(Saved entries)
(begin)

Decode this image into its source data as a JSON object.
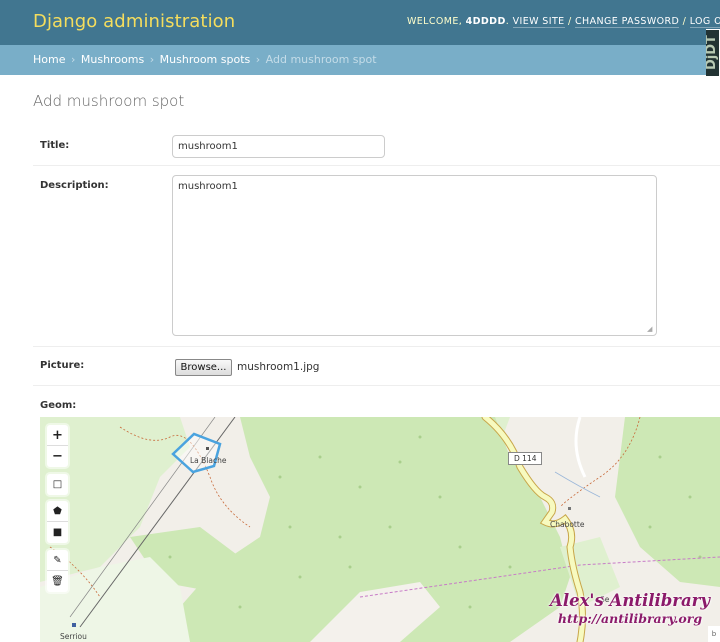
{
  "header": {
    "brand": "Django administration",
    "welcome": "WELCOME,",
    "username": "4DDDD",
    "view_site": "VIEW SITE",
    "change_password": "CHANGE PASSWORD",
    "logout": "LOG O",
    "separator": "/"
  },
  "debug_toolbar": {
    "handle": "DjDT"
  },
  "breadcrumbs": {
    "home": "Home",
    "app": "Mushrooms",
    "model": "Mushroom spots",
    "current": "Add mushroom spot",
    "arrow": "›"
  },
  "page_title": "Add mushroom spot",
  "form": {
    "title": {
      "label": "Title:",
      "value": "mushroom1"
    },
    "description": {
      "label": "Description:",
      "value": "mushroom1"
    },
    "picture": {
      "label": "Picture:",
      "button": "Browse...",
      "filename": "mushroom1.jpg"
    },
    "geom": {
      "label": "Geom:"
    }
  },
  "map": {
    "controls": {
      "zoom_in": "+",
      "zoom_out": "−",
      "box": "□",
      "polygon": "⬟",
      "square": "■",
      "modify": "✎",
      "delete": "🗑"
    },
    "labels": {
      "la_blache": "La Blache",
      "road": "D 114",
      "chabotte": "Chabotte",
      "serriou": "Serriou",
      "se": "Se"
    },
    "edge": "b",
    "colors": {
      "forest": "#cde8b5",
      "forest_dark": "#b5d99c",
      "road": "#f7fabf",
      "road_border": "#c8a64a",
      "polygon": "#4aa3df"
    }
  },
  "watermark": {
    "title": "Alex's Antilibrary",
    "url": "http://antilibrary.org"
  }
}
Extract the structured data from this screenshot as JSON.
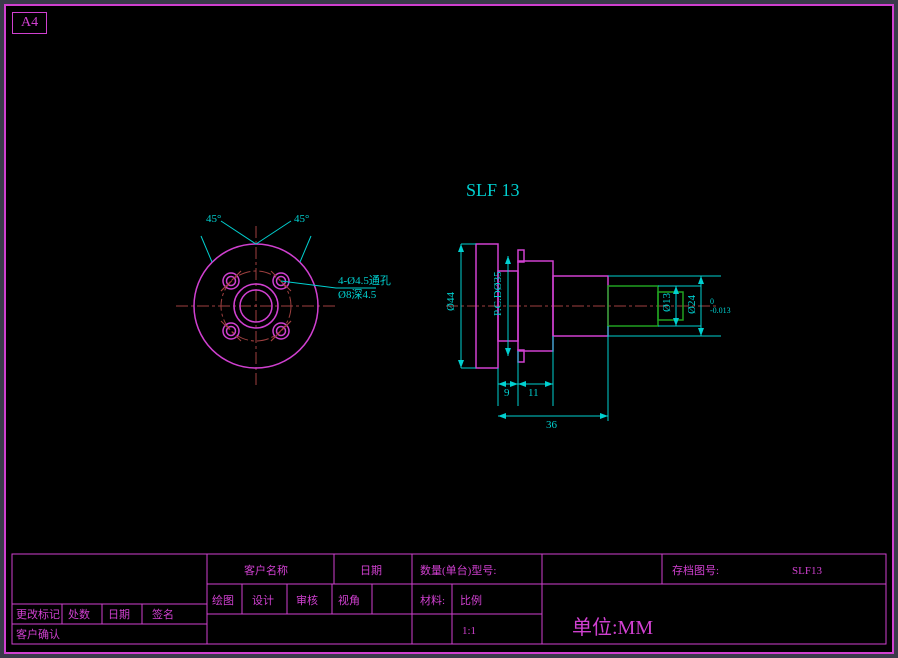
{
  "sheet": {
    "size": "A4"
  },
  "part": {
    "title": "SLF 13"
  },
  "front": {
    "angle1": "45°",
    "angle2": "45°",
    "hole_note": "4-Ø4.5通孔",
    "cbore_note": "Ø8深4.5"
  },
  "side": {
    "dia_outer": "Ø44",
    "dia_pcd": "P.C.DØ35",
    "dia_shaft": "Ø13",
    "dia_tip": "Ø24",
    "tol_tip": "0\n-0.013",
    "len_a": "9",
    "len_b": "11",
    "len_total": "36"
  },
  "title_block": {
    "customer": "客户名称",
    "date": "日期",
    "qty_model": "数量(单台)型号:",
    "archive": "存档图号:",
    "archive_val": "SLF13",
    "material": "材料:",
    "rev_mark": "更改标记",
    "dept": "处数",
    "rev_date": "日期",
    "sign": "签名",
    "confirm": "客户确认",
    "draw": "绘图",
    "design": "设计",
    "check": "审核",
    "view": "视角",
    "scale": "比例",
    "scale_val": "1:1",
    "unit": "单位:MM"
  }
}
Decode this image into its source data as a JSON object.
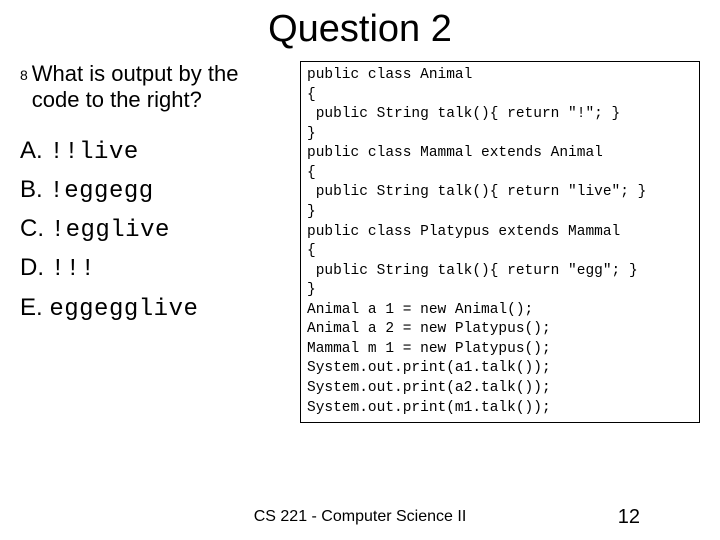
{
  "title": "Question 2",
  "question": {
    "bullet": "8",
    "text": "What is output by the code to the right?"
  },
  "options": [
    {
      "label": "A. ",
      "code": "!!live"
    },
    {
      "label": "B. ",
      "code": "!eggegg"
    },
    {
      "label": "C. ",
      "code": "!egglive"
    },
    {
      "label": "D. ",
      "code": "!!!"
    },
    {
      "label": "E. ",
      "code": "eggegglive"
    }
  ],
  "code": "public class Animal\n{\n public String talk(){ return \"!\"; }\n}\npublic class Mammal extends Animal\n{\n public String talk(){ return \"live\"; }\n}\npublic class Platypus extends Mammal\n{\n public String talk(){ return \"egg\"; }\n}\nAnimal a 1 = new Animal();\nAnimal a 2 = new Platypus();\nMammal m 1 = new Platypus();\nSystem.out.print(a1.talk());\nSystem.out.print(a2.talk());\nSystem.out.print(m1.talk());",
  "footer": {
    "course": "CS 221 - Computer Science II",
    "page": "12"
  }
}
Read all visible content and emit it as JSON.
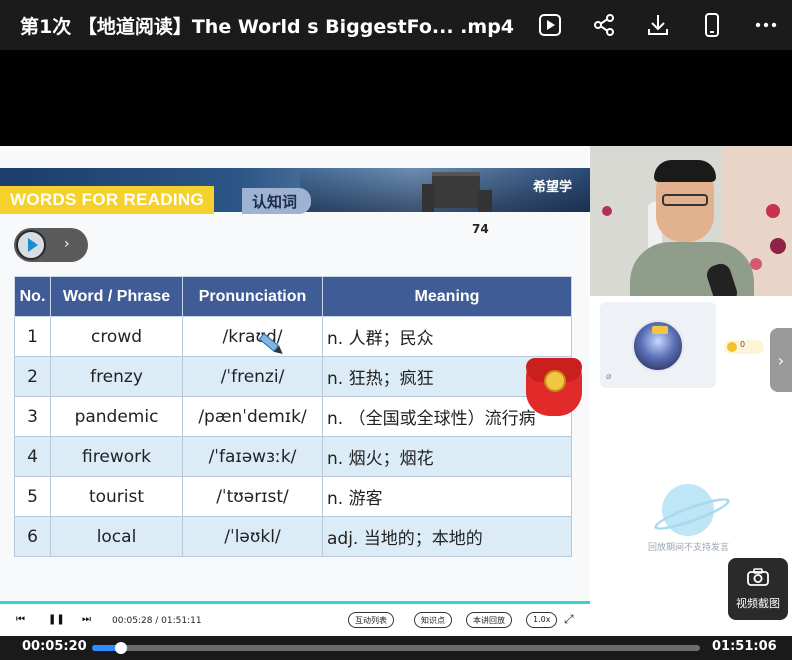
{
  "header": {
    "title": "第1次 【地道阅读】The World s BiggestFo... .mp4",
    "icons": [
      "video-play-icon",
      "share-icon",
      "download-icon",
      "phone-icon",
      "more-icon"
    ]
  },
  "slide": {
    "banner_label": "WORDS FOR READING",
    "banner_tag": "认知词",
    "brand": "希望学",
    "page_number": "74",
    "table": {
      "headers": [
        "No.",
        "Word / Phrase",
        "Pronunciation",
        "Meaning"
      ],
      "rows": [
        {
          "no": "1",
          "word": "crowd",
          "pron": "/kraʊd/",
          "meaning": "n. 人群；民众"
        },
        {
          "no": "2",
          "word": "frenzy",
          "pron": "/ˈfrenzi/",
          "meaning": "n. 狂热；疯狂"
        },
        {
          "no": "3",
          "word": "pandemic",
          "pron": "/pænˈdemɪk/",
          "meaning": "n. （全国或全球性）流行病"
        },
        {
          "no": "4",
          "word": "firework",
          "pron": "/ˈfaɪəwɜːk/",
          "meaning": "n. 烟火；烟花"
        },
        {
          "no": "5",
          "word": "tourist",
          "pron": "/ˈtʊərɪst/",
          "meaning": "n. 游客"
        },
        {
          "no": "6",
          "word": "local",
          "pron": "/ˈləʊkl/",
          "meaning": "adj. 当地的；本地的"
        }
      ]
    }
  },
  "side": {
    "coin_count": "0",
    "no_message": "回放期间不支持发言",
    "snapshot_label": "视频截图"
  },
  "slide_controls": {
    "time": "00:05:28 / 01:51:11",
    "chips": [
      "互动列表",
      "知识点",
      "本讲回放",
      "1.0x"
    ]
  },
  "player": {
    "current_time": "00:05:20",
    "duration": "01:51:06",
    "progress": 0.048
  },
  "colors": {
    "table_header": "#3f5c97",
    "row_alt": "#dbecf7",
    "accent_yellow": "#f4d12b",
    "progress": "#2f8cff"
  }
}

(end)
(begin)

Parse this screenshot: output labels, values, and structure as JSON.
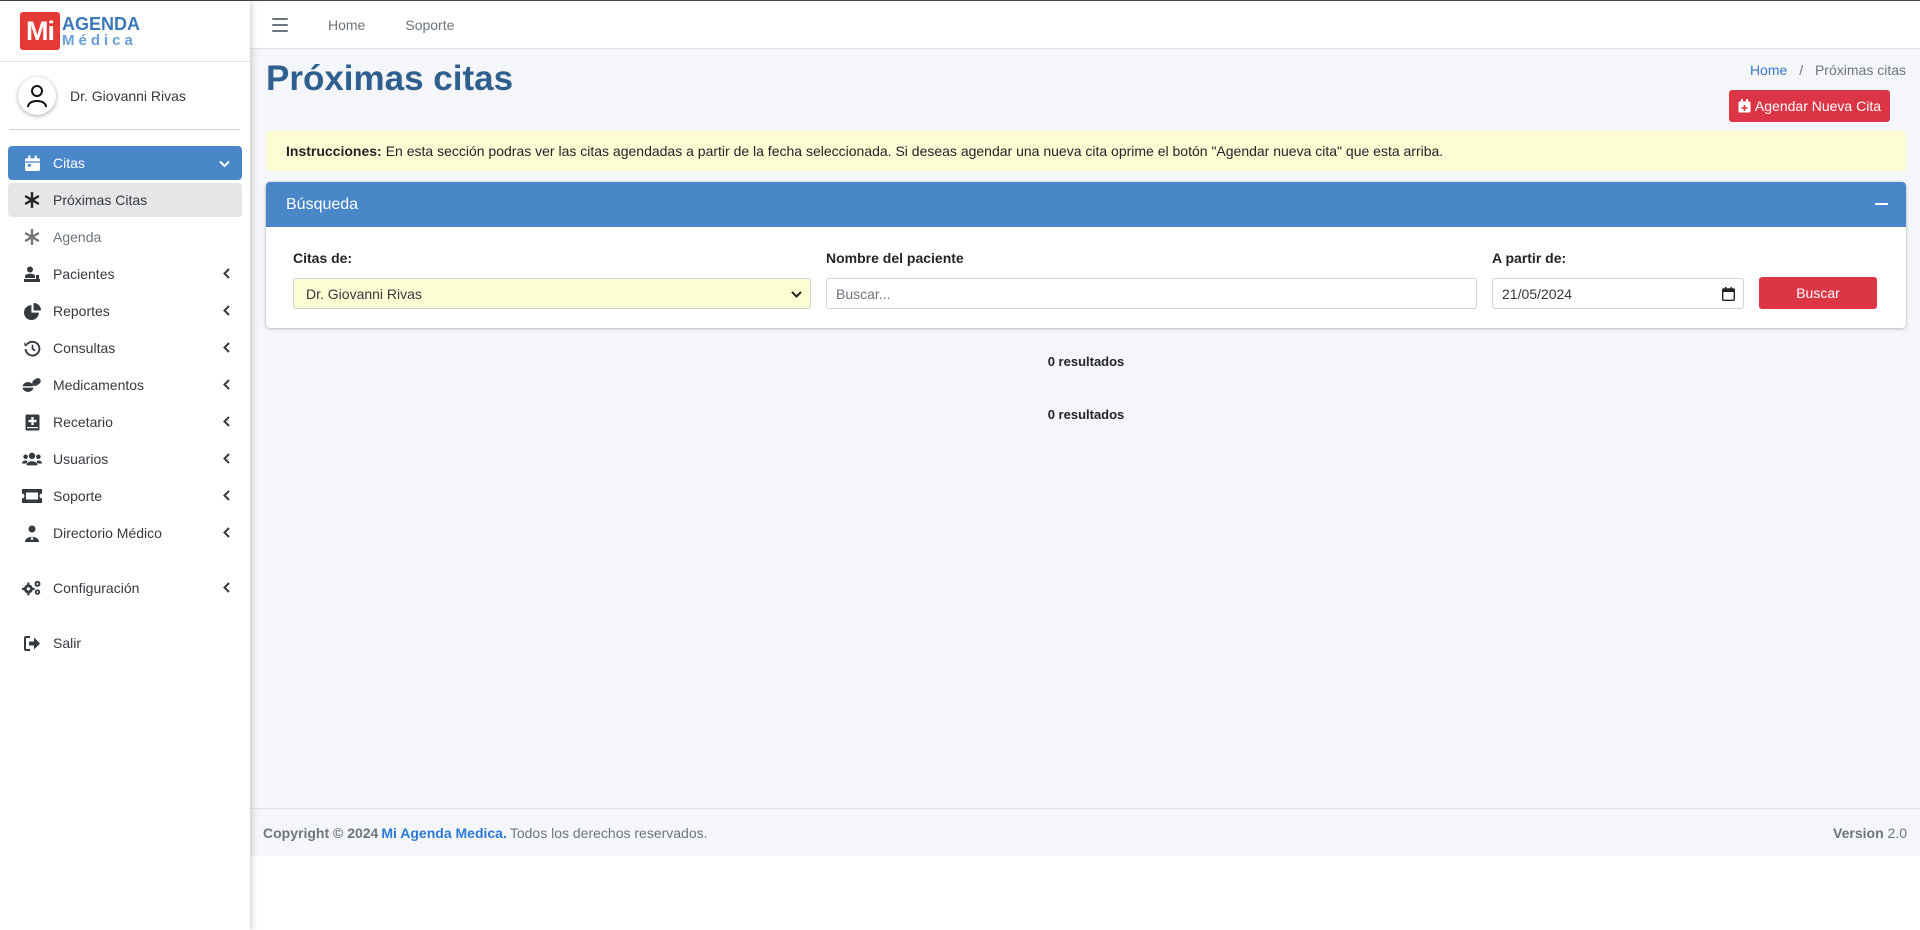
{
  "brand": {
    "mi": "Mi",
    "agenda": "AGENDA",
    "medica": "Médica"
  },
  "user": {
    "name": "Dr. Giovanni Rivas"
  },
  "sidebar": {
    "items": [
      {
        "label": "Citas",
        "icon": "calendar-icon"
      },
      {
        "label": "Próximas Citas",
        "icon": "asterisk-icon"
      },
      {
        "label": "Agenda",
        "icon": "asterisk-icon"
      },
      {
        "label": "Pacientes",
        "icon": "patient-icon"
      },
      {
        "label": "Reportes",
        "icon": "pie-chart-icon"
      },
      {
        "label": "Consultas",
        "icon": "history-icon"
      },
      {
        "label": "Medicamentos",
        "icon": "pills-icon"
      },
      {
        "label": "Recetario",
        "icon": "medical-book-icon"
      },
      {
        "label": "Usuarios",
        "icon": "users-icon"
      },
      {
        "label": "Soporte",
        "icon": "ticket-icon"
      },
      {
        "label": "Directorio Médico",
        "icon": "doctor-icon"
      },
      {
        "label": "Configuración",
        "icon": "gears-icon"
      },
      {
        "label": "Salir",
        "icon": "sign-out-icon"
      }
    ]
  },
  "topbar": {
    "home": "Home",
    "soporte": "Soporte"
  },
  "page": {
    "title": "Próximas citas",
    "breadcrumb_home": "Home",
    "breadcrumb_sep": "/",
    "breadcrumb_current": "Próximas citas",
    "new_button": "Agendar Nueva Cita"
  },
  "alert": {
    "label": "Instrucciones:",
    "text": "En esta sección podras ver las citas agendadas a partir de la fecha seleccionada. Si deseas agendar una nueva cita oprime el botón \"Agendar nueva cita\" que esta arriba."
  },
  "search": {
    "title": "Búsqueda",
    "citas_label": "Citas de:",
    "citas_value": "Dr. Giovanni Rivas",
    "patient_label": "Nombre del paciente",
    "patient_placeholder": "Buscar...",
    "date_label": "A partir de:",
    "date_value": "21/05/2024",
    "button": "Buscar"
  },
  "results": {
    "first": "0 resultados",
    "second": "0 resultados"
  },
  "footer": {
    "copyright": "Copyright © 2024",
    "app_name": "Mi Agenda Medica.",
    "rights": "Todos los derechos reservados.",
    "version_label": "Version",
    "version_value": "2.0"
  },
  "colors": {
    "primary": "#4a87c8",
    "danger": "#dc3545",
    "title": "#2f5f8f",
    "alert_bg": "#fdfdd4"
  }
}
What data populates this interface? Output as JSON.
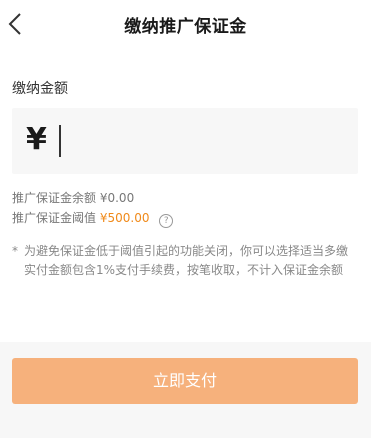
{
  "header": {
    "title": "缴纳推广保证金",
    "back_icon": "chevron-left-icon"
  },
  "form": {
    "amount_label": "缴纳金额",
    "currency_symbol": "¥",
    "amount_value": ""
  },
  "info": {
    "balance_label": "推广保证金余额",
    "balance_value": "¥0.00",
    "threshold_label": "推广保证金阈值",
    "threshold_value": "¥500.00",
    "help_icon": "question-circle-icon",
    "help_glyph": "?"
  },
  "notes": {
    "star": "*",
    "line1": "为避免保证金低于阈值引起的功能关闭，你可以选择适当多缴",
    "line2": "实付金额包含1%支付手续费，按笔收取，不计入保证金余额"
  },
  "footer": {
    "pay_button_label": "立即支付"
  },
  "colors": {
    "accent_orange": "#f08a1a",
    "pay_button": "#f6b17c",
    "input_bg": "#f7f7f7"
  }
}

(end)
(begin)

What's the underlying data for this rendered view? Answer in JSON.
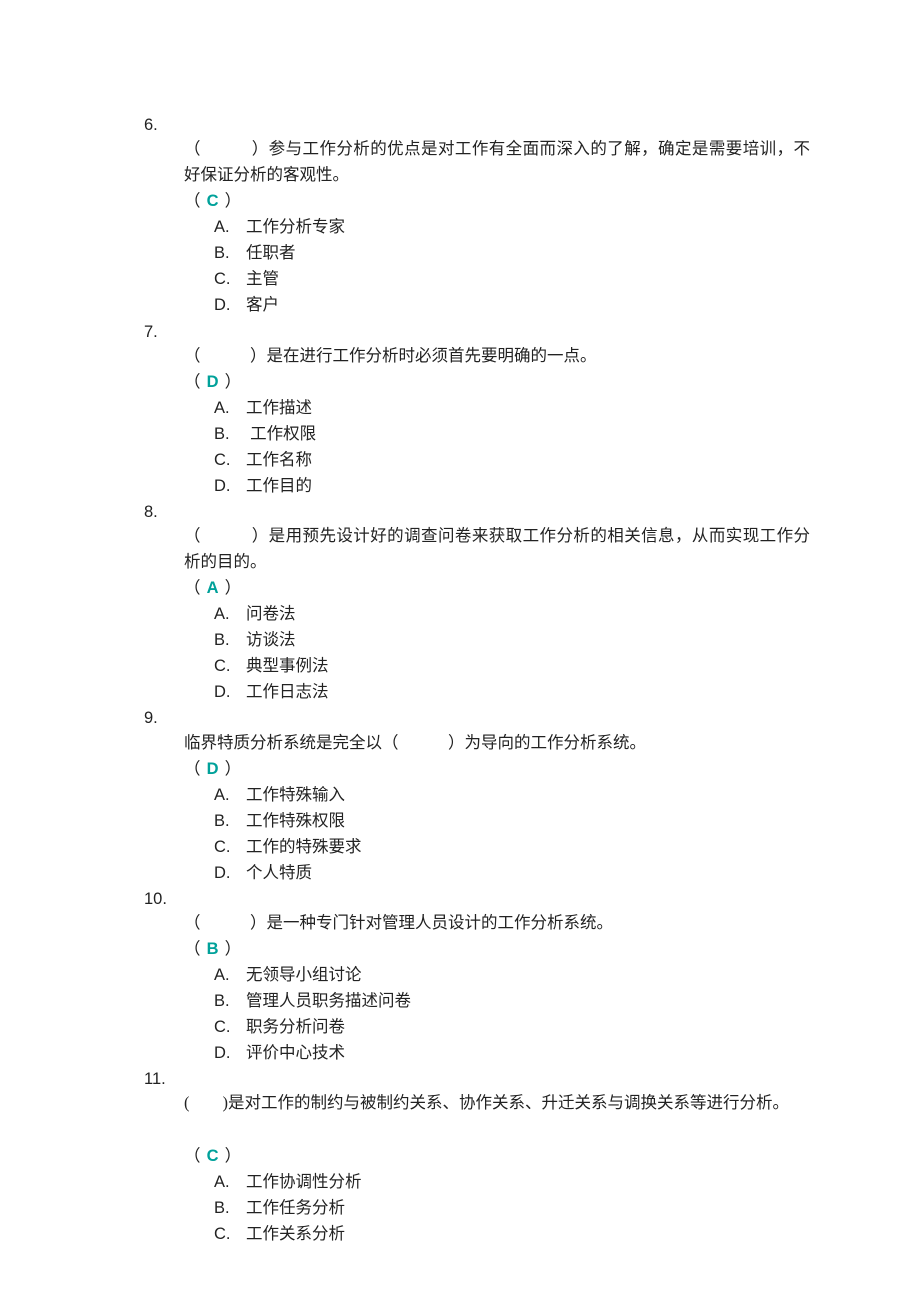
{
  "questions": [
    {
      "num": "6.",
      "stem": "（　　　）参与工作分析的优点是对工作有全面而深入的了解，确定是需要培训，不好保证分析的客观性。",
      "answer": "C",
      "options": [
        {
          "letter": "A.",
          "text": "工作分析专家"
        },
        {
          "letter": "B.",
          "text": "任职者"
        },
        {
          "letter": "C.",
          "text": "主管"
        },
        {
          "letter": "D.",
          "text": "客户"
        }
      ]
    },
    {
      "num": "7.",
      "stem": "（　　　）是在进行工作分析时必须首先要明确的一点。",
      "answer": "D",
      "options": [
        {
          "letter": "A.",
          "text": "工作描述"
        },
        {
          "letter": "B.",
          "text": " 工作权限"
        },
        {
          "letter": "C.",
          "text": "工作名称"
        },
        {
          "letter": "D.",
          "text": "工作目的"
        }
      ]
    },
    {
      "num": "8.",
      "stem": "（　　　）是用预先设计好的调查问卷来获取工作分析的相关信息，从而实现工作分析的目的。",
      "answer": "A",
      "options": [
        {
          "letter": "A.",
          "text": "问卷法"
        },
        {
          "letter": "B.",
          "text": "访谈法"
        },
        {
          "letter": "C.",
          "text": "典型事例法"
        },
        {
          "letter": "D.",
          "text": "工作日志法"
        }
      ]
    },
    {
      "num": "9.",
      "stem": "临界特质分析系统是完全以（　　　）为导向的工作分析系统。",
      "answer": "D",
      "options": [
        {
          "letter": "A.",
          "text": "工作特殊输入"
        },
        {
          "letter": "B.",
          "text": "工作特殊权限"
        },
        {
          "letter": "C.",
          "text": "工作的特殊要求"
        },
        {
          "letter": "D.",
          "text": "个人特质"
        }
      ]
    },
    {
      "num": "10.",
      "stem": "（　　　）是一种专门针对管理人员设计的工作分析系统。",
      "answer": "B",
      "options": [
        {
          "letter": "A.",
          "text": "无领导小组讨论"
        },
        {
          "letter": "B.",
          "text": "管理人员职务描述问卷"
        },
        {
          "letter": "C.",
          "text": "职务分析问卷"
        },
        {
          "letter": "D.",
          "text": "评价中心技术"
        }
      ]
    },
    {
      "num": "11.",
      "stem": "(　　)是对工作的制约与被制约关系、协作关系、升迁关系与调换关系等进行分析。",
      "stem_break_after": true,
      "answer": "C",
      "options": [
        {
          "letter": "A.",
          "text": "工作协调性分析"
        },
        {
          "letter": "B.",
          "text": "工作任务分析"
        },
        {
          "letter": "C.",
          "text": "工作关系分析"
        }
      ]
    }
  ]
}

(end)

Task objective
Pull every line containing "Buscar" out of the records.

Correct result
    "patient_placeholder": "Buscar...",
    "button": "Buscar"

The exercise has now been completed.